• [Written request]
Look through the lines below and extract any with the word "Swell".

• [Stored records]

■ ■ ■ ■ ■ ■ ■

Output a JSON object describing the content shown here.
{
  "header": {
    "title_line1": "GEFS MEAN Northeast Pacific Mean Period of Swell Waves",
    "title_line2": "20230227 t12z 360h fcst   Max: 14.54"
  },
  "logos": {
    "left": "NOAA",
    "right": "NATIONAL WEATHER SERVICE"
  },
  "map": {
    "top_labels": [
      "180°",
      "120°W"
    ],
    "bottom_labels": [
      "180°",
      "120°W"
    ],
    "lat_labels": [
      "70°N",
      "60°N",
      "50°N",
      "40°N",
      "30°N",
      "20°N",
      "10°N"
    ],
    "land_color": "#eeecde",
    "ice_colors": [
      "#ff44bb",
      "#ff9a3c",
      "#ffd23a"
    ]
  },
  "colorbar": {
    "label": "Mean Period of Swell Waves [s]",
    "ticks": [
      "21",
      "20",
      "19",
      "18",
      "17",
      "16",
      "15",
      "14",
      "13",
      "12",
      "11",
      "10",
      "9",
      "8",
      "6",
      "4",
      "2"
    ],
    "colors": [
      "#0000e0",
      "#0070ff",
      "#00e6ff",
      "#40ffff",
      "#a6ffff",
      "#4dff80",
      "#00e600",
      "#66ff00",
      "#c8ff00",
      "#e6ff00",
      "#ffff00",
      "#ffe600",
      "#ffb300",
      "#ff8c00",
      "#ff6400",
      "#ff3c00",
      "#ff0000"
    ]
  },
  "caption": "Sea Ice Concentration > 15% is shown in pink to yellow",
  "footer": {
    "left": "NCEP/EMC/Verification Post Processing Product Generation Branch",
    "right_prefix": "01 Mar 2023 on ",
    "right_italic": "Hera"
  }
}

■ ■ ■ ■ ■ ■ ■

• [Exercise answer]
    "title_line1": "GEFS MEAN Northeast Pacific Mean Period of Swell Waves",
    "label": "Mean Period of Swell Waves [s]",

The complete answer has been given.